# Problem requirements:
The records that follow are to be repeated without alteration.

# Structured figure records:
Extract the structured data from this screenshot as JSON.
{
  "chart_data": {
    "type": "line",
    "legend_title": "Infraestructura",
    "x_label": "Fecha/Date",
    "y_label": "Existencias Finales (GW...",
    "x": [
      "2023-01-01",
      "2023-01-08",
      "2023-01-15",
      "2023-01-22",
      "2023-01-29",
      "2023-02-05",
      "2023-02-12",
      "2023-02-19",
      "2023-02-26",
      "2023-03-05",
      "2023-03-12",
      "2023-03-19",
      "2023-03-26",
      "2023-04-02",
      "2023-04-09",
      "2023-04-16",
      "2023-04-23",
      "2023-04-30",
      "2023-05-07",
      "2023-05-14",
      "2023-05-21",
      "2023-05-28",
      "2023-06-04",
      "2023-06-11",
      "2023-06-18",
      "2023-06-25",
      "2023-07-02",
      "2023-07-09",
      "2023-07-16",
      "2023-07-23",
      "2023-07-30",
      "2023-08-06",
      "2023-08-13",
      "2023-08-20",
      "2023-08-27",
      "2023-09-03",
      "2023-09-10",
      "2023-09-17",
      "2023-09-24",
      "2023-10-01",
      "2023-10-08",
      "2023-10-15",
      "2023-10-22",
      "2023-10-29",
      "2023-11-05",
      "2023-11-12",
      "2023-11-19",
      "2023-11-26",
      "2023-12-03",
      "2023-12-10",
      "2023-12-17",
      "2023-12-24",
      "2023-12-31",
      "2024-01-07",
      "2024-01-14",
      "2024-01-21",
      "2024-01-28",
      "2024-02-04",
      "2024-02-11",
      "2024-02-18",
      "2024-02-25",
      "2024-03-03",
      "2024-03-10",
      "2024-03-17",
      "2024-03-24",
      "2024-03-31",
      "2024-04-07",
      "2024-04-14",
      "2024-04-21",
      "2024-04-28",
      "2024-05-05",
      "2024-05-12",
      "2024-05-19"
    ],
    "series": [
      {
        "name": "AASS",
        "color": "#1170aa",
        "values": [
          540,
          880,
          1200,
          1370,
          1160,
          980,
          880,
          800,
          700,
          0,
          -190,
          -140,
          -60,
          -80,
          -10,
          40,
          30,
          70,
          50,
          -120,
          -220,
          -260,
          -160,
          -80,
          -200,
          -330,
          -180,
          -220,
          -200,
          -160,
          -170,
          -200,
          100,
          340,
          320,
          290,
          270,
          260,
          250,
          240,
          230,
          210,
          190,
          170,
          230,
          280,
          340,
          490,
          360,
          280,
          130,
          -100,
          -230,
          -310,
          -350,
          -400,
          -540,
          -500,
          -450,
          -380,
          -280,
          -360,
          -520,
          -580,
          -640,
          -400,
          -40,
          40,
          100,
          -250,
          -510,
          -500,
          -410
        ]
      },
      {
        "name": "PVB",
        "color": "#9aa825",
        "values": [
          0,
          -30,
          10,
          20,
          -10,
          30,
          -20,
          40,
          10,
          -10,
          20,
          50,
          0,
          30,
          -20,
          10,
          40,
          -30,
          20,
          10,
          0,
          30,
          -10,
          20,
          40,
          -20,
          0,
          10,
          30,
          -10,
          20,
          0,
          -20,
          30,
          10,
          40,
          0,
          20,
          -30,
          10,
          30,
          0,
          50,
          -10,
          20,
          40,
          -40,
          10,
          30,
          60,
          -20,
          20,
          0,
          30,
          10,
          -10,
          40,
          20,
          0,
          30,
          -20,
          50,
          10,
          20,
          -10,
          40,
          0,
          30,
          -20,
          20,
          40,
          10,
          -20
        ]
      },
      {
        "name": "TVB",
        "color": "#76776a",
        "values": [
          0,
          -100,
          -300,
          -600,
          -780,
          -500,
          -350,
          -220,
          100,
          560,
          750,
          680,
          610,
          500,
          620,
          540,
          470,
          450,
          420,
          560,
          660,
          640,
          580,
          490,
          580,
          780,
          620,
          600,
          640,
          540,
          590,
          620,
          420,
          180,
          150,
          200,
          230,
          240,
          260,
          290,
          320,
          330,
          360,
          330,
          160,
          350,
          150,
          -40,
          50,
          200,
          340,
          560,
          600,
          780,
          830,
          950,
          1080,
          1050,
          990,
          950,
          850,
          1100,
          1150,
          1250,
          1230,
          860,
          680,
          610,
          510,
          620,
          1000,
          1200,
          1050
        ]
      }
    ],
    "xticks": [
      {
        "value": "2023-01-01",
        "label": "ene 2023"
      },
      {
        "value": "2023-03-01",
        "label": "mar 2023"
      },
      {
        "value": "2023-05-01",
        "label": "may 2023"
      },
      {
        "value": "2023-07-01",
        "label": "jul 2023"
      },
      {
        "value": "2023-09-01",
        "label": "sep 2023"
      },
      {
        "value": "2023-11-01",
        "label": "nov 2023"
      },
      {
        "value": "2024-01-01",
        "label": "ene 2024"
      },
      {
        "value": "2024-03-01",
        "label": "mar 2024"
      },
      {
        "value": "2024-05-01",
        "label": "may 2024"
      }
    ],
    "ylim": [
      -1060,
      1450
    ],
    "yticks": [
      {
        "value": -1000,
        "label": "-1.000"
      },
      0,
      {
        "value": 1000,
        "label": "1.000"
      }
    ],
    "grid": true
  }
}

# Solution:
Extract the structured data from this screenshot as JSON.
{
  "chart_data": {
    "type": "line",
    "legend_title": "Infraestructura",
    "x_label": "Fecha/Date",
    "y_label": "Existencias Finales (GW...",
    "x": [
      "2023-01-01",
      "2023-01-08",
      "2023-01-15",
      "2023-01-22",
      "2023-01-29",
      "2023-02-05",
      "2023-02-12",
      "2023-02-19",
      "2023-02-26",
      "2023-03-05",
      "2023-03-12",
      "2023-03-19",
      "2023-03-26",
      "2023-04-02",
      "2023-04-09",
      "2023-04-16",
      "2023-04-23",
      "2023-04-30",
      "2023-05-07",
      "2023-05-14",
      "2023-05-21",
      "2023-05-28",
      "2023-06-04",
      "2023-06-11",
      "2023-06-18",
      "2023-06-25",
      "2023-07-02",
      "2023-07-09",
      "2023-07-16",
      "2023-07-23",
      "2023-07-30",
      "2023-08-06",
      "2023-08-13",
      "2023-08-20",
      "2023-08-27",
      "2023-09-03",
      "2023-09-10",
      "2023-09-17",
      "2023-09-24",
      "2023-10-01",
      "2023-10-08",
      "2023-10-15",
      "2023-10-22",
      "2023-10-29",
      "2023-11-05",
      "2023-11-12",
      "2023-11-19",
      "2023-11-26",
      "2023-12-03",
      "2023-12-10",
      "2023-12-17",
      "2023-12-24",
      "2023-12-31",
      "2024-01-07",
      "2024-01-14",
      "2024-01-21",
      "2024-01-28",
      "2024-02-04",
      "2024-02-11",
      "2024-02-18",
      "2024-02-25",
      "2024-03-03",
      "2024-03-10",
      "2024-03-17",
      "2024-03-24",
      "2024-03-31",
      "2024-04-07",
      "2024-04-14",
      "2024-04-21",
      "2024-04-28",
      "2024-05-05",
      "2024-05-12",
      "2024-05-19"
    ],
    "series": [
      {
        "name": "AASS",
        "color": "#1170aa",
        "values": [
          540,
          880,
          1200,
          1370,
          1160,
          980,
          880,
          800,
          700,
          0,
          -190,
          -140,
          -60,
          -80,
          -10,
          40,
          30,
          70,
          50,
          -120,
          -220,
          -260,
          -160,
          -80,
          -200,
          -330,
          -180,
          -220,
          -200,
          -160,
          -170,
          -200,
          100,
          340,
          320,
          290,
          270,
          260,
          250,
          240,
          230,
          210,
          190,
          170,
          230,
          280,
          340,
          490,
          360,
          280,
          130,
          -100,
          -230,
          -310,
          -350,
          -400,
          -540,
          -500,
          -450,
          -380,
          -280,
          -360,
          -520,
          -580,
          -640,
          -400,
          -40,
          40,
          100,
          -250,
          -510,
          -500,
          -410
        ]
      },
      {
        "name": "PVB",
        "color": "#9aa825",
        "values": [
          0,
          -30,
          10,
          20,
          -10,
          30,
          -20,
          40,
          10,
          -10,
          20,
          50,
          0,
          30,
          -20,
          10,
          40,
          -30,
          20,
          10,
          0,
          30,
          -10,
          20,
          40,
          -20,
          0,
          10,
          30,
          -10,
          20,
          0,
          -20,
          30,
          10,
          40,
          0,
          20,
          -30,
          10,
          30,
          0,
          50,
          -10,
          20,
          40,
          -40,
          10,
          30,
          60,
          -20,
          20,
          0,
          30,
          10,
          -10,
          40,
          20,
          0,
          30,
          -20,
          50,
          10,
          20,
          -10,
          40,
          0,
          30,
          -20,
          20,
          40,
          10,
          -20
        ]
      },
      {
        "name": "TVB",
        "color": "#76776a",
        "values": [
          0,
          -100,
          -300,
          -600,
          -780,
          -500,
          -350,
          -220,
          100,
          560,
          750,
          680,
          610,
          500,
          620,
          540,
          470,
          450,
          420,
          560,
          660,
          640,
          580,
          490,
          580,
          780,
          620,
          600,
          640,
          540,
          590,
          620,
          420,
          180,
          150,
          200,
          230,
          240,
          260,
          290,
          320,
          330,
          360,
          330,
          160,
          350,
          150,
          -40,
          50,
          200,
          340,
          560,
          600,
          780,
          830,
          950,
          1080,
          1050,
          990,
          950,
          850,
          1100,
          1150,
          1250,
          1230,
          860,
          680,
          610,
          510,
          620,
          1000,
          1200,
          1050
        ]
      }
    ],
    "xticks": [
      {
        "value": "2023-01-01",
        "label": "ene 2023"
      },
      {
        "value": "2023-03-01",
        "label": "mar 2023"
      },
      {
        "value": "2023-05-01",
        "label": "may 2023"
      },
      {
        "value": "2023-07-01",
        "label": "jul 2023"
      },
      {
        "value": "2023-09-01",
        "label": "sep 2023"
      },
      {
        "value": "2023-11-01",
        "label": "nov 2023"
      },
      {
        "value": "2024-01-01",
        "label": "ene 2024"
      },
      {
        "value": "2024-03-01",
        "label": "mar 2024"
      },
      {
        "value": "2024-05-01",
        "label": "may 2024"
      }
    ],
    "ylim": [
      -1060,
      1450
    ],
    "yticks": [
      {
        "value": -1000,
        "label": "-1.000"
      },
      0,
      {
        "value": 1000,
        "label": "1.000"
      }
    ],
    "grid": true
  }
}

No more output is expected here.